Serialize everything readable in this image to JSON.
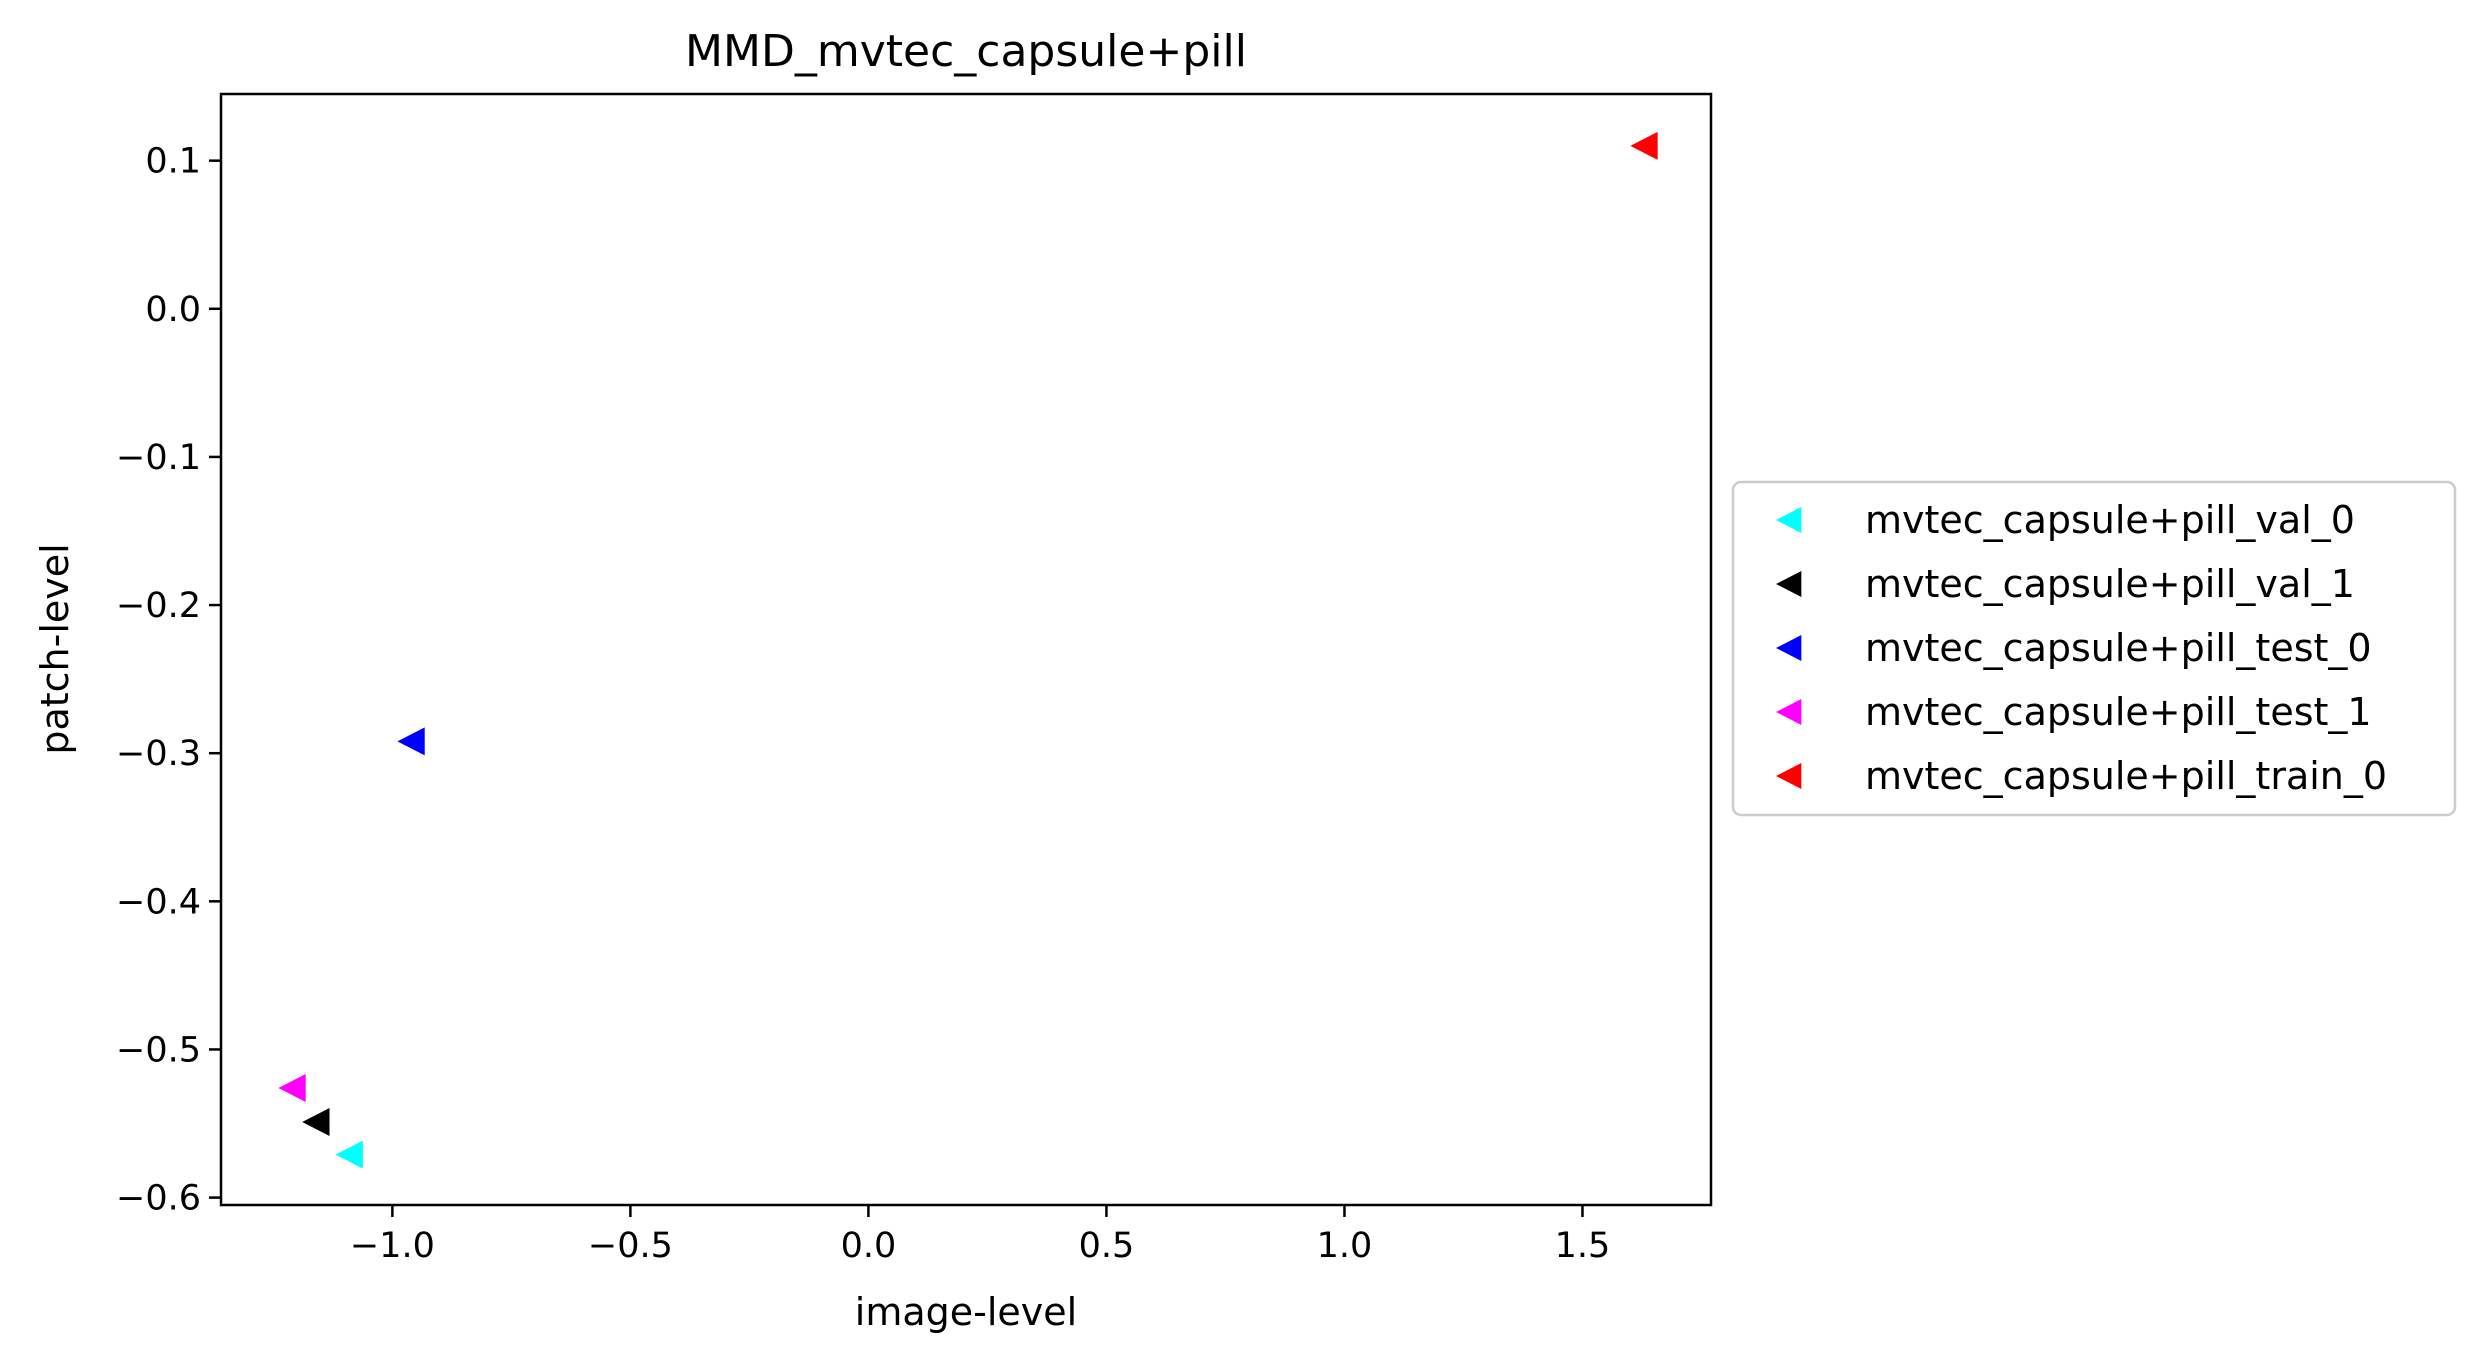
{
  "chart_data": {
    "type": "scatter",
    "title": "MMD_mvtec_capsule+pill",
    "xlabel": "image-level",
    "ylabel": "patch-level",
    "xlim": [
      -1.36,
      1.77
    ],
    "ylim": [
      -0.605,
      0.145
    ],
    "xticks": [
      -1.0,
      -0.5,
      0.0,
      0.5,
      1.0,
      1.5
    ],
    "xtick_labels": [
      "−1.0",
      "−0.5",
      "0.0",
      "0.5",
      "1.0",
      "1.5"
    ],
    "yticks": [
      0.1,
      0.0,
      -0.1,
      -0.2,
      -0.3,
      -0.4,
      -0.5,
      -0.6
    ],
    "ytick_labels": [
      "0.1",
      "0.0",
      "−0.1",
      "−0.2",
      "−0.3",
      "−0.4",
      "−0.5",
      "−0.6"
    ],
    "grid": false,
    "marker": "triangle-left",
    "legend_position": "outside-right",
    "series": [
      {
        "name": "mvtec_capsule+pill_val_0",
        "color": "#00ffff",
        "x": [
          -1.09
        ],
        "y": [
          -0.571
        ]
      },
      {
        "name": "mvtec_capsule+pill_val_1",
        "color": "#000000",
        "x": [
          -1.16
        ],
        "y": [
          -0.549
        ]
      },
      {
        "name": "mvtec_capsule+pill_test_0",
        "color": "#0000ff",
        "x": [
          -0.96
        ],
        "y": [
          -0.292
        ]
      },
      {
        "name": "mvtec_capsule+pill_test_1",
        "color": "#ff00ff",
        "x": [
          -1.21
        ],
        "y": [
          -0.526
        ]
      },
      {
        "name": "mvtec_capsule+pill_train_0",
        "color": "#ff0000",
        "x": [
          1.63
        ],
        "y": [
          0.11
        ]
      }
    ]
  }
}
================================
Output a faithful copy of the data, with each picture left out.

Serialize everything readable in this image to JSON.
{
  "chart_data": {
    "type": "scatter",
    "title": "MMD_mvtec_capsule+pill",
    "xlabel": "image-level",
    "ylabel": "patch-level",
    "xlim": [
      -1.36,
      1.77
    ],
    "ylim": [
      -0.605,
      0.145
    ],
    "xticks": [
      -1.0,
      -0.5,
      0.0,
      0.5,
      1.0,
      1.5
    ],
    "xtick_labels": [
      "−1.0",
      "−0.5",
      "0.0",
      "0.5",
      "1.0",
      "1.5"
    ],
    "yticks": [
      0.1,
      0.0,
      -0.1,
      -0.2,
      -0.3,
      -0.4,
      -0.5,
      -0.6
    ],
    "ytick_labels": [
      "0.1",
      "0.0",
      "−0.1",
      "−0.2",
      "−0.3",
      "−0.4",
      "−0.5",
      "−0.6"
    ],
    "grid": false,
    "marker": "triangle-left",
    "legend_position": "outside-right",
    "series": [
      {
        "name": "mvtec_capsule+pill_val_0",
        "color": "#00ffff",
        "x": [
          -1.09
        ],
        "y": [
          -0.571
        ]
      },
      {
        "name": "mvtec_capsule+pill_val_1",
        "color": "#000000",
        "x": [
          -1.16
        ],
        "y": [
          -0.549
        ]
      },
      {
        "name": "mvtec_capsule+pill_test_0",
        "color": "#0000ff",
        "x": [
          -0.96
        ],
        "y": [
          -0.292
        ]
      },
      {
        "name": "mvtec_capsule+pill_test_1",
        "color": "#ff00ff",
        "x": [
          -1.21
        ],
        "y": [
          -0.526
        ]
      },
      {
        "name": "mvtec_capsule+pill_train_0",
        "color": "#ff0000",
        "x": [
          1.63
        ],
        "y": [
          0.11
        ]
      }
    ]
  }
}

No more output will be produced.